Data:

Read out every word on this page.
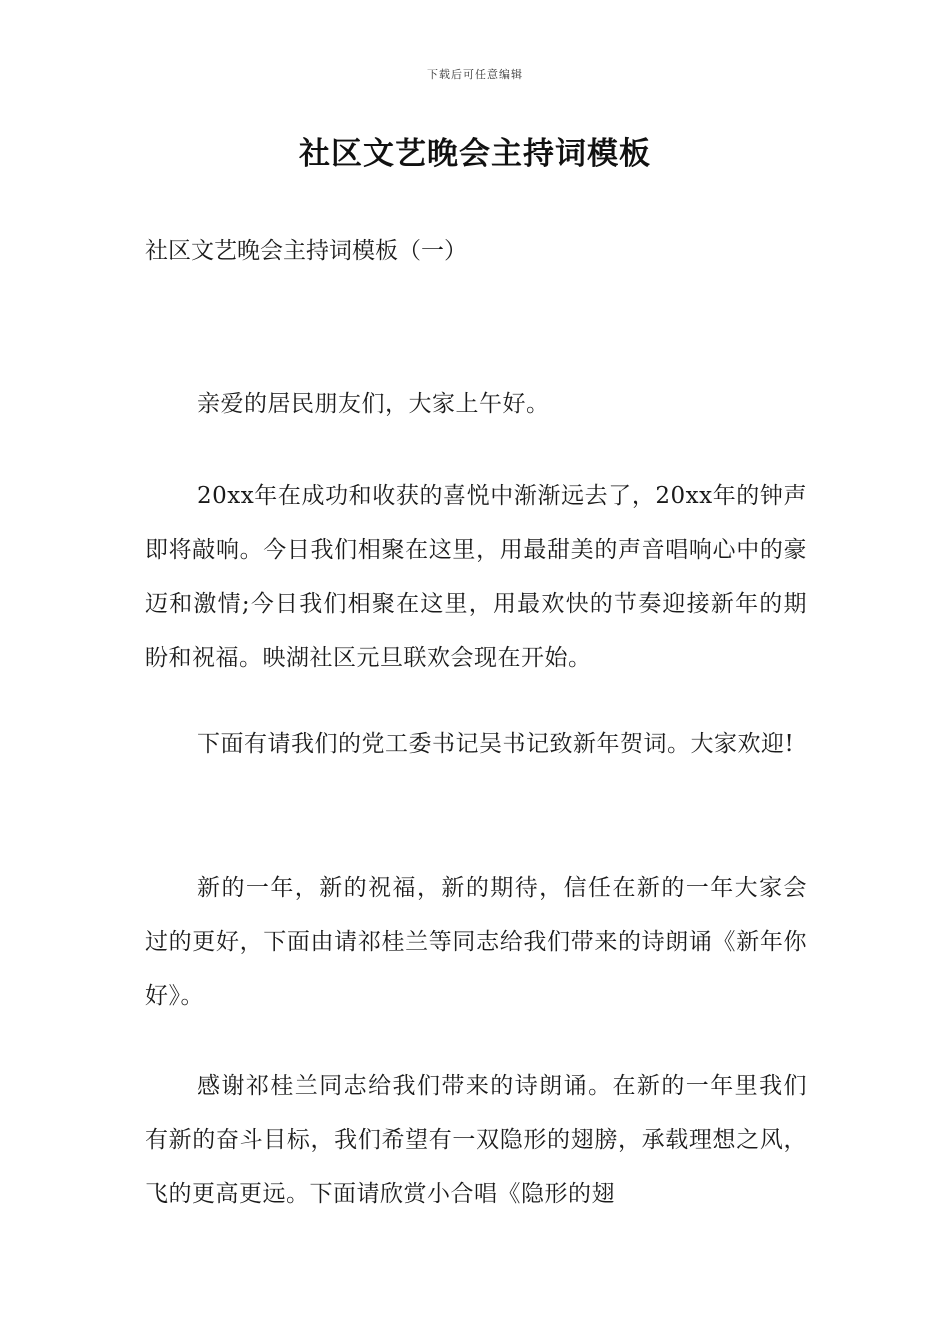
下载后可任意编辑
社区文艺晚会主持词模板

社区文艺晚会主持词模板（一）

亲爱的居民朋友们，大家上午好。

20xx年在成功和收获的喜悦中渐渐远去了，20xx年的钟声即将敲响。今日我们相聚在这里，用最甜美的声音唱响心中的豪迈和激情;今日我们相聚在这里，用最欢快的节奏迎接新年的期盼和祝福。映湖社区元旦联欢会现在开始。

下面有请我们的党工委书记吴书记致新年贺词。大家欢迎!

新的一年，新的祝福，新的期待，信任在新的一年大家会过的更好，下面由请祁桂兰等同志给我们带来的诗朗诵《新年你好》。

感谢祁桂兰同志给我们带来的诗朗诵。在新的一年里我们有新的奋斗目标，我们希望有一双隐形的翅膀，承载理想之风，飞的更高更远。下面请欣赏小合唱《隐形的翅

* * *

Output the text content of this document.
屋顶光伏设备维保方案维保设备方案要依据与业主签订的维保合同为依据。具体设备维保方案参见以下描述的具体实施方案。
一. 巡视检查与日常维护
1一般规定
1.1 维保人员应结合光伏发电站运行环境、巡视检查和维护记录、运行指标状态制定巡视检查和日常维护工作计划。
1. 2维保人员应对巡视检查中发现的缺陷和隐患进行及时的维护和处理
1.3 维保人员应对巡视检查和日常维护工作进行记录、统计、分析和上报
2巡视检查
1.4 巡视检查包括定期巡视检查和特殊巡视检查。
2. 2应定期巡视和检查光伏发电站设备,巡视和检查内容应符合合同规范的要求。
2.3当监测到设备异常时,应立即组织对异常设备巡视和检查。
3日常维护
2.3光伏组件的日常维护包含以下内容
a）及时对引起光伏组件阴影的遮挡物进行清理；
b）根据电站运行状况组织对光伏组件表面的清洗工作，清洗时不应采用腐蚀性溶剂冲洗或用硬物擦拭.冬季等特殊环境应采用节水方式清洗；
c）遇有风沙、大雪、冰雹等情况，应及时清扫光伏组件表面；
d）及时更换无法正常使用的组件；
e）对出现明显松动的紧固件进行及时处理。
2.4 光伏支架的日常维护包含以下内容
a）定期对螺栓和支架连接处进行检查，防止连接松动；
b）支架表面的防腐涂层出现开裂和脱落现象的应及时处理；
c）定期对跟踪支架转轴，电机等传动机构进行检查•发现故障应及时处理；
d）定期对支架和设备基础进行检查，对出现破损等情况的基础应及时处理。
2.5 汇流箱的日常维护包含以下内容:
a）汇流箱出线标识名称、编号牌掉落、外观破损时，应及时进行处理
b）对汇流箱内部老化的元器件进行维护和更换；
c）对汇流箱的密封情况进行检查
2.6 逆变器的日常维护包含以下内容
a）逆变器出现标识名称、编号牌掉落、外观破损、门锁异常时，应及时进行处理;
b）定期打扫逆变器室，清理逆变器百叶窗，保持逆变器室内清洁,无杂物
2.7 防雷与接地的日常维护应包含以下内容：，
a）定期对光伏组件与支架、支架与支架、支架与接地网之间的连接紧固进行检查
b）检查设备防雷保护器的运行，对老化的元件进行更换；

Set task:
Give the number of lines that hold the word "this" in these records, with nothing added.

Task response:
2